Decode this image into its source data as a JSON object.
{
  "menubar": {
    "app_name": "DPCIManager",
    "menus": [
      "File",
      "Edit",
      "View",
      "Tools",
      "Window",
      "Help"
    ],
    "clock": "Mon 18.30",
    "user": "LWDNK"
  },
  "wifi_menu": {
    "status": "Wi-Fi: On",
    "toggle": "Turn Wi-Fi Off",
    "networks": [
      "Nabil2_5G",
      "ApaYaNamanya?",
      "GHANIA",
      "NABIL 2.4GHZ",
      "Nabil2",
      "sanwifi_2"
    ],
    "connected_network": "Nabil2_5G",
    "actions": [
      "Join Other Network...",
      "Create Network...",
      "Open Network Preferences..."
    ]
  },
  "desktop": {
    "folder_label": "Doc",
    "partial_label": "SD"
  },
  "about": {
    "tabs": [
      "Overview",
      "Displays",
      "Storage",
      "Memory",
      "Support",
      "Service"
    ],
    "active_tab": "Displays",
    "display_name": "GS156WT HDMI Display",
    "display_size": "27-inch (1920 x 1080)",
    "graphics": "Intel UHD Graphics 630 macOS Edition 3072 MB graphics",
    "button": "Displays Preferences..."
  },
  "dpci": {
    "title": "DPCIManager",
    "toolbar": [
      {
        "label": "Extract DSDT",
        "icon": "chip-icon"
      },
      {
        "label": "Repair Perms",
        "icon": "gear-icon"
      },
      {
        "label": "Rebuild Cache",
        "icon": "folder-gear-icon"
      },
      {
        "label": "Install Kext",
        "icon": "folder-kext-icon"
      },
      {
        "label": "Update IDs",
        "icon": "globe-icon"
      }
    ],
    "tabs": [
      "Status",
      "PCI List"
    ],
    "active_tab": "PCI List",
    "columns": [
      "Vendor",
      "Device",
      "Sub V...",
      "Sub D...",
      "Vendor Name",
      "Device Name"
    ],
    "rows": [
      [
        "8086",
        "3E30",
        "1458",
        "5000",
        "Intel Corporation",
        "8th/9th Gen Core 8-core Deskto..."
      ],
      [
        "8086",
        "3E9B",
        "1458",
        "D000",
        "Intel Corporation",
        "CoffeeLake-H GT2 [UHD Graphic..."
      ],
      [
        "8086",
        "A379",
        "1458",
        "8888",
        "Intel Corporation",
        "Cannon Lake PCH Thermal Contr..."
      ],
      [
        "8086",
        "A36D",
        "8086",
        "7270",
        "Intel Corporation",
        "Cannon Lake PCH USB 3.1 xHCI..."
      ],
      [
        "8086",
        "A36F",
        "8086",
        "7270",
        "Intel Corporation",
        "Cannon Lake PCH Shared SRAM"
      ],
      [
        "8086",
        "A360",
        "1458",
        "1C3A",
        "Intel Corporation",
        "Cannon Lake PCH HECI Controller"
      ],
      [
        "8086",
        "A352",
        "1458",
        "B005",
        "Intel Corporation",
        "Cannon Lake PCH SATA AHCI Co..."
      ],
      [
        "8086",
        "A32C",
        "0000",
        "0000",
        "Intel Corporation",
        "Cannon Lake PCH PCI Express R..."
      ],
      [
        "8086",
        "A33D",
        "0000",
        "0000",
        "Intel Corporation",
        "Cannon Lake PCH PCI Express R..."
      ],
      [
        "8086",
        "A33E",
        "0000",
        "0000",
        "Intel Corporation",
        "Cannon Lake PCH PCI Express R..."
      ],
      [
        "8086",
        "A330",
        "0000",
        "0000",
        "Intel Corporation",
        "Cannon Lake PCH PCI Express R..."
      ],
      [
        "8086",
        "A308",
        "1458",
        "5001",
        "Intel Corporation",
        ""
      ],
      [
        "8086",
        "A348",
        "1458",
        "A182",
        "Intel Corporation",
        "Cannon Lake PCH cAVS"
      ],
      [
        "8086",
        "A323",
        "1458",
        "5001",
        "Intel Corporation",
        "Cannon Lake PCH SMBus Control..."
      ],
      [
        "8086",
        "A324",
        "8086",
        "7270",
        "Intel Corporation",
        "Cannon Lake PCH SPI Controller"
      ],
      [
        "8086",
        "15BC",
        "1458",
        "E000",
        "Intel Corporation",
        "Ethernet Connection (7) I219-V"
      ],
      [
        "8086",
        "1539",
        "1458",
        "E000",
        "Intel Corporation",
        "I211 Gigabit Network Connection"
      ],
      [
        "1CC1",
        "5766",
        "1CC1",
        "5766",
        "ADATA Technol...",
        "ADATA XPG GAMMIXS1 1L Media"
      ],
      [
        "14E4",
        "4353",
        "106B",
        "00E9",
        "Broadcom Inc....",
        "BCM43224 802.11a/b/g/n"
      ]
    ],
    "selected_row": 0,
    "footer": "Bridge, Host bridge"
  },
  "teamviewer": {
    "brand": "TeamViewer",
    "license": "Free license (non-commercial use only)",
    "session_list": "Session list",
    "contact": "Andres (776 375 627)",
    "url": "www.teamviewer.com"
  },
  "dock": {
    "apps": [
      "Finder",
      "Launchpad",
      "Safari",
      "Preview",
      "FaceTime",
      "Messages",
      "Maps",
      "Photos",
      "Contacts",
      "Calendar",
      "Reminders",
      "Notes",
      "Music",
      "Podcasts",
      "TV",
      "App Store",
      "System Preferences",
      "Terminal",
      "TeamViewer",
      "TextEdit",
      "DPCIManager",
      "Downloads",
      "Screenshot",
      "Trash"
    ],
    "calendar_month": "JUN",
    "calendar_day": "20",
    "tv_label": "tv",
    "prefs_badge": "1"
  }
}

—————

◆ What is required
Make an exact copy of the listing, including every line.

◆ Result of this exercise
Decode this image into its source data as a JSON object.
{
  "menubar": {
    "app_name": "DPCIManager",
    "menus": [
      "File",
      "Edit",
      "View",
      "Tools",
      "Window",
      "Help"
    ],
    "clock": "Mon 18.30",
    "user": "LWDNK"
  },
  "wifi_menu": {
    "status": "Wi-Fi: On",
    "toggle": "Turn Wi-Fi Off",
    "networks": [
      "Nabil2_5G",
      "ApaYaNamanya?",
      "GHANIA",
      "NABIL 2.4GHZ",
      "Nabil2",
      "sanwifi_2"
    ],
    "connected_network": "Nabil2_5G",
    "actions": [
      "Join Other Network...",
      "Create Network...",
      "Open Network Preferences..."
    ]
  },
  "desktop": {
    "folder_label": "Doc",
    "partial_label": "SD"
  },
  "about": {
    "tabs": [
      "Overview",
      "Displays",
      "Storage",
      "Memory",
      "Support",
      "Service"
    ],
    "active_tab": "Displays",
    "display_name": "GS156WT HDMI Display",
    "display_size": "27-inch (1920 x 1080)",
    "graphics": "Intel UHD Graphics 630 macOS Edition 3072 MB graphics",
    "button": "Displays Preferences..."
  },
  "dpci": {
    "title": "DPCIManager",
    "toolbar": [
      {
        "label": "Extract DSDT",
        "icon": "chip-icon"
      },
      {
        "label": "Repair Perms",
        "icon": "gear-icon"
      },
      {
        "label": "Rebuild Cache",
        "icon": "folder-gear-icon"
      },
      {
        "label": "Install Kext",
        "icon": "folder-kext-icon"
      },
      {
        "label": "Update IDs",
        "icon": "globe-icon"
      }
    ],
    "tabs": [
      "Status",
      "PCI List"
    ],
    "active_tab": "PCI List",
    "columns": [
      "Vendor",
      "Device",
      "Sub V...",
      "Sub D...",
      "Vendor Name",
      "Device Name"
    ],
    "rows": [
      [
        "8086",
        "3E30",
        "1458",
        "5000",
        "Intel Corporation",
        "8th/9th Gen Core 8-core Deskto..."
      ],
      [
        "8086",
        "3E9B",
        "1458",
        "D000",
        "Intel Corporation",
        "CoffeeLake-H GT2 [UHD Graphic..."
      ],
      [
        "8086",
        "A379",
        "1458",
        "8888",
        "Intel Corporation",
        "Cannon Lake PCH Thermal Contr..."
      ],
      [
        "8086",
        "A36D",
        "8086",
        "7270",
        "Intel Corporation",
        "Cannon Lake PCH USB 3.1 xHCI..."
      ],
      [
        "8086",
        "A36F",
        "8086",
        "7270",
        "Intel Corporation",
        "Cannon Lake PCH Shared SRAM"
      ],
      [
        "8086",
        "A360",
        "1458",
        "1C3A",
        "Intel Corporation",
        "Cannon Lake PCH HECI Controller"
      ],
      [
        "8086",
        "A352",
        "1458",
        "B005",
        "Intel Corporation",
        "Cannon Lake PCH SATA AHCI Co..."
      ],
      [
        "8086",
        "A32C",
        "0000",
        "0000",
        "Intel Corporation",
        "Cannon Lake PCH PCI Express R..."
      ],
      [
        "8086",
        "A33D",
        "0000",
        "0000",
        "Intel Corporation",
        "Cannon Lake PCH PCI Express R..."
      ],
      [
        "8086",
        "A33E",
        "0000",
        "0000",
        "Intel Corporation",
        "Cannon Lake PCH PCI Express R..."
      ],
      [
        "8086",
        "A330",
        "0000",
        "0000",
        "Intel Corporation",
        "Cannon Lake PCH PCI Express R..."
      ],
      [
        "8086",
        "A308",
        "1458",
        "5001",
        "Intel Corporation",
        ""
      ],
      [
        "8086",
        "A348",
        "1458",
        "A182",
        "Intel Corporation",
        "Cannon Lake PCH cAVS"
      ],
      [
        "8086",
        "A323",
        "1458",
        "5001",
        "Intel Corporation",
        "Cannon Lake PCH SMBus Control..."
      ],
      [
        "8086",
        "A324",
        "8086",
        "7270",
        "Intel Corporation",
        "Cannon Lake PCH SPI Controller"
      ],
      [
        "8086",
        "15BC",
        "1458",
        "E000",
        "Intel Corporation",
        "Ethernet Connection (7) I219-V"
      ],
      [
        "8086",
        "1539",
        "1458",
        "E000",
        "Intel Corporation",
        "I211 Gigabit Network Connection"
      ],
      [
        "1CC1",
        "5766",
        "1CC1",
        "5766",
        "ADATA Technol...",
        "ADATA XPG GAMMIXS1 1L Media"
      ],
      [
        "14E4",
        "4353",
        "106B",
        "00E9",
        "Broadcom Inc....",
        "BCM43224 802.11a/b/g/n"
      ]
    ],
    "selected_row": 0,
    "footer": "Bridge, Host bridge"
  },
  "teamviewer": {
    "brand": "TeamViewer",
    "license": "Free license (non-commercial use only)",
    "session_list": "Session list",
    "contact": "Andres (776 375 627)",
    "url": "www.teamviewer.com"
  },
  "dock": {
    "apps": [
      "Finder",
      "Launchpad",
      "Safari",
      "Preview",
      "FaceTime",
      "Messages",
      "Maps",
      "Photos",
      "Contacts",
      "Calendar",
      "Reminders",
      "Notes",
      "Music",
      "Podcasts",
      "TV",
      "App Store",
      "System Preferences",
      "Terminal",
      "TeamViewer",
      "TextEdit",
      "DPCIManager",
      "Downloads",
      "Screenshot",
      "Trash"
    ],
    "calendar_month": "JUN",
    "calendar_day": "20",
    "tv_label": "tv",
    "prefs_badge": "1"
  }
}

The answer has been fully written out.